** Start of Excerpted data **
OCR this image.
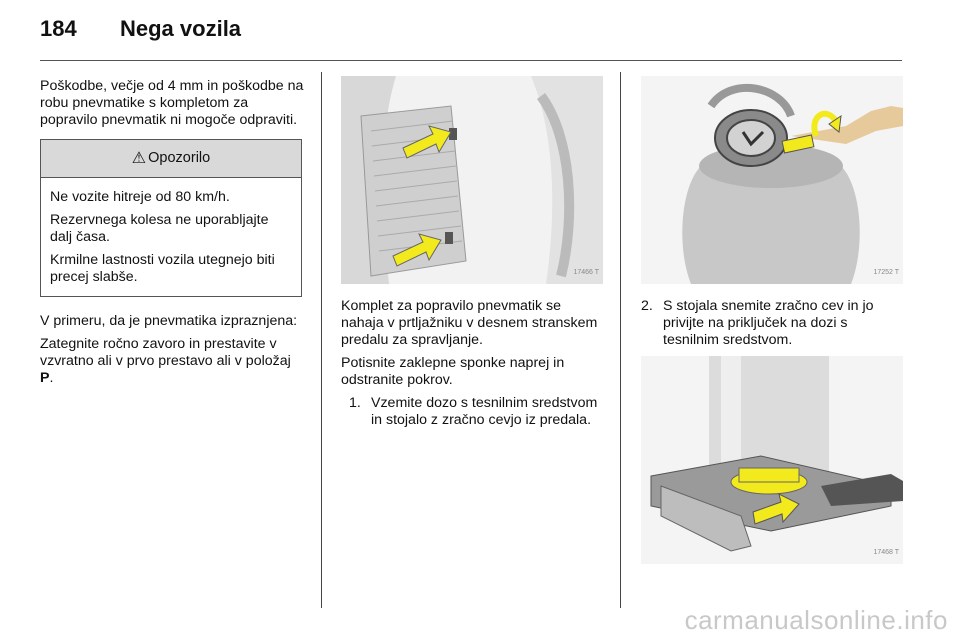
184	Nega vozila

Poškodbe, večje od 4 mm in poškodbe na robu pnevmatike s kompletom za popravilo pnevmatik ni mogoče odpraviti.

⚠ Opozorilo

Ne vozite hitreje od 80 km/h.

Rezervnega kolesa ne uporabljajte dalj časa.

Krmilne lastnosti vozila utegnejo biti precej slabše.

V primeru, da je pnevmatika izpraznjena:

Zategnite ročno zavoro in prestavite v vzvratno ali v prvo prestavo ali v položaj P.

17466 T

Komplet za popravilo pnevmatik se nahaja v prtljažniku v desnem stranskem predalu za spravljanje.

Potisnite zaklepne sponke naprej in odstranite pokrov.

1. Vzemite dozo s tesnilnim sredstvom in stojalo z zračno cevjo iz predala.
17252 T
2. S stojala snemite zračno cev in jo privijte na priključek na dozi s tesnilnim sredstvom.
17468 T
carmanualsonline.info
** End of Excerpted data **
** Start of Excerpted data **
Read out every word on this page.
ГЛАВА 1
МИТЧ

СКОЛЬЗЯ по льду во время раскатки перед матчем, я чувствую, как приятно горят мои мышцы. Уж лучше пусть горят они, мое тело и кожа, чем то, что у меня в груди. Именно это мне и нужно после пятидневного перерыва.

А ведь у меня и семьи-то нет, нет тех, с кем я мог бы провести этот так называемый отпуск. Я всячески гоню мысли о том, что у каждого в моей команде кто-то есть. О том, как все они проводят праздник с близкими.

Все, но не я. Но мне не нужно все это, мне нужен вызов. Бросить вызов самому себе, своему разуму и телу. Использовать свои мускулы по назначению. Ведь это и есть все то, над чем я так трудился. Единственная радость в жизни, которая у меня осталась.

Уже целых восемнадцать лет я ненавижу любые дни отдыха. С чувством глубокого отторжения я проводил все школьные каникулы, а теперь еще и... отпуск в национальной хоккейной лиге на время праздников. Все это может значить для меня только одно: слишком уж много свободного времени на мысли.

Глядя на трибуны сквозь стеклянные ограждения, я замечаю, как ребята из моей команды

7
** End of Excerpted data **
** Start of Excerpted data **
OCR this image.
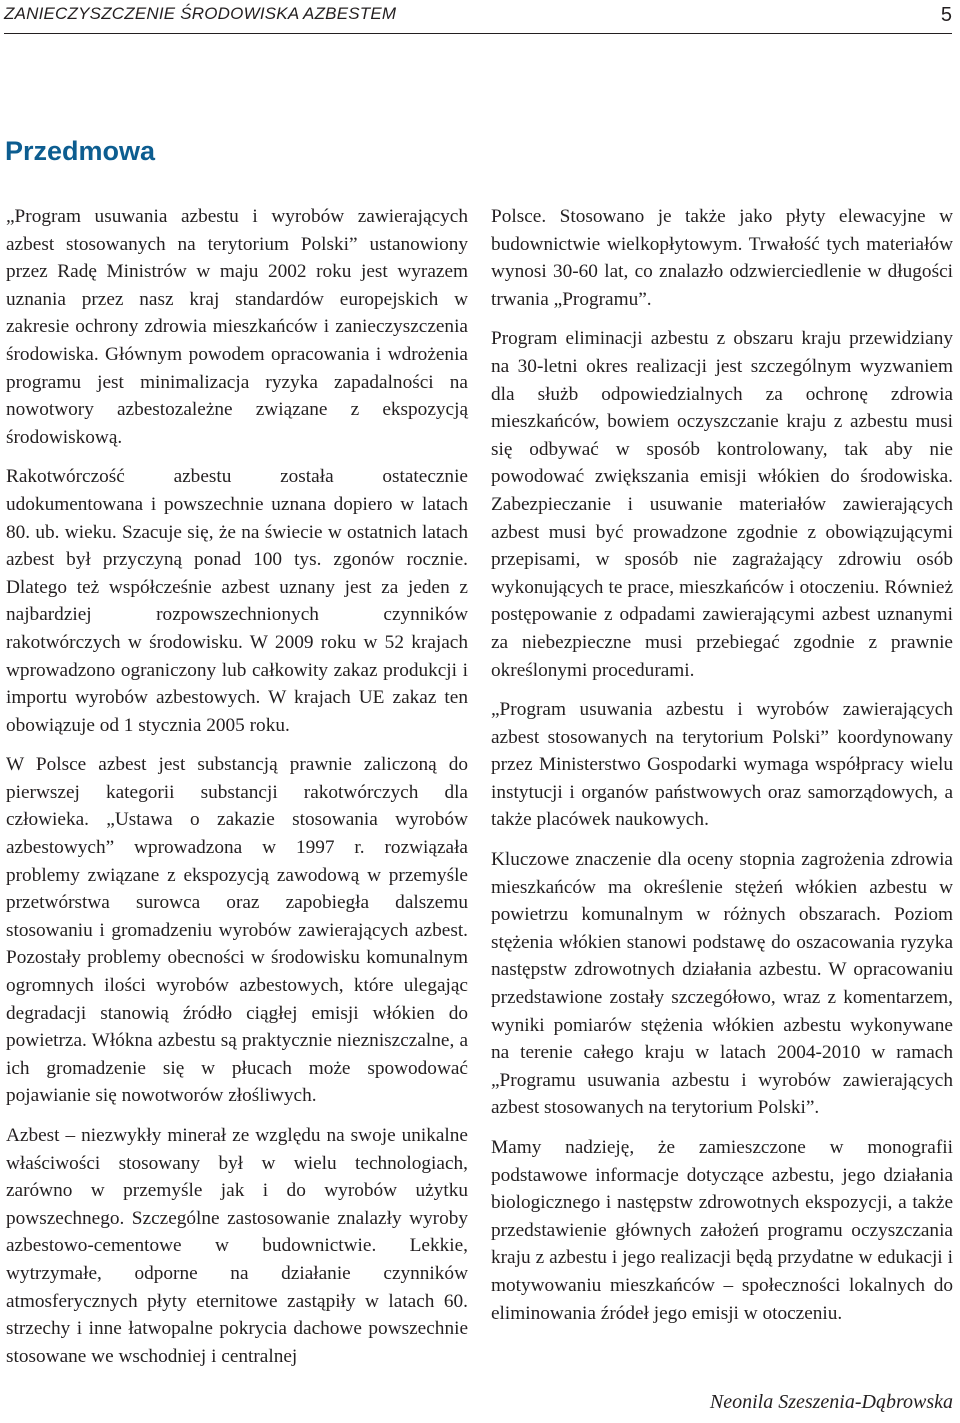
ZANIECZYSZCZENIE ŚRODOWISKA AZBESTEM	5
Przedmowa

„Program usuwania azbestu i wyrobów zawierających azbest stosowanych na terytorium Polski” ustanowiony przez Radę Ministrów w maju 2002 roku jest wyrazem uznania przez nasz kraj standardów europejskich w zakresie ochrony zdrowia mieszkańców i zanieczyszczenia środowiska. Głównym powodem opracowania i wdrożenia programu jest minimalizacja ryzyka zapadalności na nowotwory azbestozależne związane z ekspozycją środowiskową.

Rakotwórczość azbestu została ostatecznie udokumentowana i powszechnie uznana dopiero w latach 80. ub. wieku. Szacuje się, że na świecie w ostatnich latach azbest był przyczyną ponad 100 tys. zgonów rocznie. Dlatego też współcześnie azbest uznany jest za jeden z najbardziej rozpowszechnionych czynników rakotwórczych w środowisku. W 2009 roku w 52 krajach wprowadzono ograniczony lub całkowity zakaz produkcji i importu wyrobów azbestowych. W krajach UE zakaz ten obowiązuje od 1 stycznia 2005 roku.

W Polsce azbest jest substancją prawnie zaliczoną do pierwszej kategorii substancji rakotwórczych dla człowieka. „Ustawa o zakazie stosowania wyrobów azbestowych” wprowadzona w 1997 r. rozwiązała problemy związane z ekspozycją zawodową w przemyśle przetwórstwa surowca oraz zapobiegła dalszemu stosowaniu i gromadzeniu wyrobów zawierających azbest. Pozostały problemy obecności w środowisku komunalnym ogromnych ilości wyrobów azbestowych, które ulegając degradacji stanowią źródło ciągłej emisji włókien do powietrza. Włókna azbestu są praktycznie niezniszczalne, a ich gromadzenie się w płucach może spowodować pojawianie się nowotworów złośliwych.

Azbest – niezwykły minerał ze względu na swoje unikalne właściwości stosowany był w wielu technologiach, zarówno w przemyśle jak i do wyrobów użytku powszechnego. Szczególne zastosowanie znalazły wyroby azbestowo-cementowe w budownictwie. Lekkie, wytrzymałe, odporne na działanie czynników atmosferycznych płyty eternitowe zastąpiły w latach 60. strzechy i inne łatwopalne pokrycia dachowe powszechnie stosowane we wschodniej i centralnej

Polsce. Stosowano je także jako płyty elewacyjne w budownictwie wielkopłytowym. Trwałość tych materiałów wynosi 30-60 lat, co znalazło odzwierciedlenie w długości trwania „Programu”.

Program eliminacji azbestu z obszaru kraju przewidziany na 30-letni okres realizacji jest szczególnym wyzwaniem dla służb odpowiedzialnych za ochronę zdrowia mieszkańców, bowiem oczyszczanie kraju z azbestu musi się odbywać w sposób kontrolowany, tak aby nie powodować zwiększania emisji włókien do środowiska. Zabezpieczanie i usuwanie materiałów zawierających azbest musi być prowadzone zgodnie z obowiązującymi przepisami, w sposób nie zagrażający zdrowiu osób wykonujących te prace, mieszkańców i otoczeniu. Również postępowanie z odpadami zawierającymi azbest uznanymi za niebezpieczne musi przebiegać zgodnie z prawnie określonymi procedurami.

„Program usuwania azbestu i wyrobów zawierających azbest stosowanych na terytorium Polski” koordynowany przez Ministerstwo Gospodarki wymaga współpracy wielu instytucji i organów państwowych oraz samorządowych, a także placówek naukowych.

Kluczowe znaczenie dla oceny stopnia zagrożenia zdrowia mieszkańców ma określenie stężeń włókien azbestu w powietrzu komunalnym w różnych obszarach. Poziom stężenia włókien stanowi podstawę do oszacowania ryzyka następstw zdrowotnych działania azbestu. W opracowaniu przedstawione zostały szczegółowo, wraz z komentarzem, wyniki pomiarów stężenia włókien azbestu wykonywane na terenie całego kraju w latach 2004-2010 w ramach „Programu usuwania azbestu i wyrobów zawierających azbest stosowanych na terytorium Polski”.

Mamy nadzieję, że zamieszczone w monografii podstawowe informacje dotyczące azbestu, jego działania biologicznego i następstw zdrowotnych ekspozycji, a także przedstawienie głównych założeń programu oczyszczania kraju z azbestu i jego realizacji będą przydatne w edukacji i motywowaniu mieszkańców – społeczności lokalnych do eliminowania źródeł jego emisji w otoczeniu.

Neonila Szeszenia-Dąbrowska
** End of Excerpted data **
Exercise prompt: The required answer is a single number: the count of lines in the entries that hold the string "popravilo".

Task answer: 2